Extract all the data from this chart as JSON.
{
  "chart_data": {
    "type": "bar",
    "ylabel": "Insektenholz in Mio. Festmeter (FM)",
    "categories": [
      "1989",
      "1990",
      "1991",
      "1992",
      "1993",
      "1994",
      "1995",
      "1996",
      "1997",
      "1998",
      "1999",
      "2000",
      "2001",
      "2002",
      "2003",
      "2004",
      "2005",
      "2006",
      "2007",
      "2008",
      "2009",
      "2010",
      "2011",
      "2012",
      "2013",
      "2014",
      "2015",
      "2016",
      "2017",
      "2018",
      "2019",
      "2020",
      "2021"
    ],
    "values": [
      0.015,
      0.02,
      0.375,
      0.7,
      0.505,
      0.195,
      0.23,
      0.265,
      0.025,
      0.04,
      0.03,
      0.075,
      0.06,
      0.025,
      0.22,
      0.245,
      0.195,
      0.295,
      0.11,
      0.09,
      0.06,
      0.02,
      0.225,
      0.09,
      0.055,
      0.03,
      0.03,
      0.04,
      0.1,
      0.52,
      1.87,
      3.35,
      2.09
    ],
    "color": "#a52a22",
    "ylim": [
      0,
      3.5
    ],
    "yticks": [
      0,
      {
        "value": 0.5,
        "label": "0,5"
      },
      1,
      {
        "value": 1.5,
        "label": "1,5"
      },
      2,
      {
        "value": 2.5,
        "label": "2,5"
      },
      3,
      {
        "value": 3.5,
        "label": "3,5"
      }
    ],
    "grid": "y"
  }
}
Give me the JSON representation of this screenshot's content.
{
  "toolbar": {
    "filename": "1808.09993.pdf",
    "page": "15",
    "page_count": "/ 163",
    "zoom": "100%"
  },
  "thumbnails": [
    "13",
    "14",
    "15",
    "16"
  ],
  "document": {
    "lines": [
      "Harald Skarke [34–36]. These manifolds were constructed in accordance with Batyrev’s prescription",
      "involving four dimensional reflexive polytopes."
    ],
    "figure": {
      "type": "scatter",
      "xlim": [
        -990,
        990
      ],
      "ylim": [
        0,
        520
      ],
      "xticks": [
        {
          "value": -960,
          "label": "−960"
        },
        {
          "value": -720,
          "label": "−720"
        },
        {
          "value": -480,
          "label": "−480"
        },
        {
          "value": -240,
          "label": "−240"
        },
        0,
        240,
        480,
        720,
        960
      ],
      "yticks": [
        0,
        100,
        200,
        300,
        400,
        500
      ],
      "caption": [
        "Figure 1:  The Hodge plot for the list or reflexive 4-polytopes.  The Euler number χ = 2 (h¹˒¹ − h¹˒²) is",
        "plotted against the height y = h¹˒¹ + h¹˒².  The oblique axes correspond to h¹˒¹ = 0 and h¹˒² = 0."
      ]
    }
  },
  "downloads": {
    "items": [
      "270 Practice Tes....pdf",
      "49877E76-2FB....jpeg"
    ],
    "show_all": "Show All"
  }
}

:::

# What the task asks
Gather each line that holds "reflexive".

# Result of the task
      "involving four dimensional reflexive polytopes."
        "Figure 1:  The Hodge plot for the list or reflexive 4-polytopes.  The Euler number χ = 2 (h¹˒¹ − h¹˒²) is",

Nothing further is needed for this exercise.